# Passage provided
The transformation required both demolition and reclamation. The Mitsubishi shipyard that once launched vessels into Yokohama Bay gave way to tower cranes raising steel and glass. Rail yards where freight cars were sorted and coupled became pedestrian promenades. The Kishamichi Promenade, a walkway linking Sakuragicho Station to the waterfront, follows the original harbor railroad tracks, preserving the ghost of the rail corridor in its very route. By the time the first phase of development matured, the gap between Kannai and Yokohama Station had vanished. In its place stood a continuous urban fabric of office towers, convention halls, hotels, and public spaces. The district's anchor, Yokohama Landmark Tower, rises 296 meters -- Japan's third-tallest building and fifth-tallest structure -- with observation decks offering views of Tokyo to the north and Mount Fuji to the west on clear days.

A Clock That Kept Time for the World

Among the district's most recognizable features is the Cosmo Clock 21, a giant Ferris wheel that was once the tallest in the world. It stands at the center of Cosmo World, a compact amusement park squeezed between skyscrapers and the bay, its neon-lit rim visible for miles across the water at night. Nearby, the Nippon Maru, a four-masted sailing ship built in 1930, sits permanently docked as a floating museum -- a remnant of Yokohama's maritime past moored among the glass towers of its commercial future. The Yokohama Museum of Art occupies a prominent position next to Landmark Tower, and the Red Brick Warehouse, a pair of early 20th-century customs buildings on Shinko Pier, has been repurposed into a shopping and event complex. The contrast is the point: old brick and new glass, tall ships and taller towers, all compressed into a waterfront strip barely two kilometers long.

# Task description
Rewrite the portion of the Yokohama waterfront passage that begins with "Among the district's" and ends with "two kilometers long.", putting "observation wheel" in place of "Ferris wheel".

# Supplied entries

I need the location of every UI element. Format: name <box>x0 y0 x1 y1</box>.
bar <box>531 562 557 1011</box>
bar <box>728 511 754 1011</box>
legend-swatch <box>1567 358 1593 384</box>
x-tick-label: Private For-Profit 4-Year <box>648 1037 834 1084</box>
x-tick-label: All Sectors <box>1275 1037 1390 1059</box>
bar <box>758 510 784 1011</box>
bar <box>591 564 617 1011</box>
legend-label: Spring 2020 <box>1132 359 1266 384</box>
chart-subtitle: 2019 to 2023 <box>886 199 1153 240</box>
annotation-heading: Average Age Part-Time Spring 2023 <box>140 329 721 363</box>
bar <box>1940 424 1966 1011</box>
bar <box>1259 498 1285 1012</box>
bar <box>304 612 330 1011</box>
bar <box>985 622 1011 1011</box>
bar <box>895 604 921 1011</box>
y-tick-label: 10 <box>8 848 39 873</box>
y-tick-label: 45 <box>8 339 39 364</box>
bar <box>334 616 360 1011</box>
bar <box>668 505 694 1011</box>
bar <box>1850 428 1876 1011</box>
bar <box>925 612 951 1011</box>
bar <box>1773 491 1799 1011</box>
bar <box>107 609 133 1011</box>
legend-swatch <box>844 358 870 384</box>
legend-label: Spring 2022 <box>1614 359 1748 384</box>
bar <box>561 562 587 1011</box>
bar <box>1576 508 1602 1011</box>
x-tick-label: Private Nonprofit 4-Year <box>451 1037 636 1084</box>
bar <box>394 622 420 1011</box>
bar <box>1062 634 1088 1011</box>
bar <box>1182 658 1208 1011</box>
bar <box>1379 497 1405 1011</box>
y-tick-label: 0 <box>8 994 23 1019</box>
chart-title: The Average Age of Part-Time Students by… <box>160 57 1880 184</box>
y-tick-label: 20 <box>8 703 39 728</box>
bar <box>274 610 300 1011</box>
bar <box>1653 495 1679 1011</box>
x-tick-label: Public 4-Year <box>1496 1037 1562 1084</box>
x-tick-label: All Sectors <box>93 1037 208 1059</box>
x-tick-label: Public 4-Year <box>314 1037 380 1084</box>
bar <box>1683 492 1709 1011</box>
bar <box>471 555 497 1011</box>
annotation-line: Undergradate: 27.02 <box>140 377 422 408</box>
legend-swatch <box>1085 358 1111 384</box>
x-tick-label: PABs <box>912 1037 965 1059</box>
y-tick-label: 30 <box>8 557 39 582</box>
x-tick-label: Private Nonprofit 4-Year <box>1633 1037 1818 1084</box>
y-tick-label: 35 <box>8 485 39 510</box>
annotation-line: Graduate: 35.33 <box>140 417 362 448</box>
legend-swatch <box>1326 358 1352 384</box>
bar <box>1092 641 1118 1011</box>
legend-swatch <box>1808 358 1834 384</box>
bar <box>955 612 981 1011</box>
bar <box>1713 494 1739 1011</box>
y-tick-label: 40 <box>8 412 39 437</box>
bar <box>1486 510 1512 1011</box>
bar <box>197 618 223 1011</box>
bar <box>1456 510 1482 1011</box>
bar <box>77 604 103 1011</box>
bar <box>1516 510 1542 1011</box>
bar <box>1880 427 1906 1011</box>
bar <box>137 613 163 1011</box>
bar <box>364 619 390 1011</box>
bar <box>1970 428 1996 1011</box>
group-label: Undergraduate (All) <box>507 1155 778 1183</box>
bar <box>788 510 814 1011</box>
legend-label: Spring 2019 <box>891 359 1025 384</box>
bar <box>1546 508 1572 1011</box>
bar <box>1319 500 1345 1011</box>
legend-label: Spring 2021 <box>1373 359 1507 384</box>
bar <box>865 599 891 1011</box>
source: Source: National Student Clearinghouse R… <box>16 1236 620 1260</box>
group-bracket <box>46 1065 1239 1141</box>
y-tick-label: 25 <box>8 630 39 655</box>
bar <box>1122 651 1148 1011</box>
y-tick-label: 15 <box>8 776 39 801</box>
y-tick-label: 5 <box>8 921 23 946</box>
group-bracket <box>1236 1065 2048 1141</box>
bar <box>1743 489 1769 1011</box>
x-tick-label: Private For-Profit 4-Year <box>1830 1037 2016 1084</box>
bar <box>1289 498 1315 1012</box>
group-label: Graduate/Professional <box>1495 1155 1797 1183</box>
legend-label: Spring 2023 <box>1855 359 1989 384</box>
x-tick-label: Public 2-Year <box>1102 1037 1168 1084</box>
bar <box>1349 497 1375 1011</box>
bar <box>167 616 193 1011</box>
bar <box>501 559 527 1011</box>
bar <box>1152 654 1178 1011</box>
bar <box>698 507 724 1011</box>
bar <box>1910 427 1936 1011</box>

# Response to the task
Among the district's most recognizable features is the Cosmo Clock 21, a giant observation wheel that was once the tallest in the world. It stands at the center of Cosmo World, a compact amusement park squeezed between skyscrapers and the bay, its neon-lit rim visible for miles across the water at night. Nearby, the Nippon Maru, a four-masted sailing ship built in 1930, sits permanently docked as a floating museum -- a remnant of Yokohama's maritime past moored among the glass towers of its commercial future. The Yokohama Museum of Art occupies a prominent position next to Landmark Tower, and the Red Brick Warehouse, a pair of early 20th-century customs buildings on Shinko Pier, has been repurposed into a shopping and event complex. The contrast is the point: old brick and new glass, tall ships and taller towers, all compressed into a waterfront strip barely two kilometers long.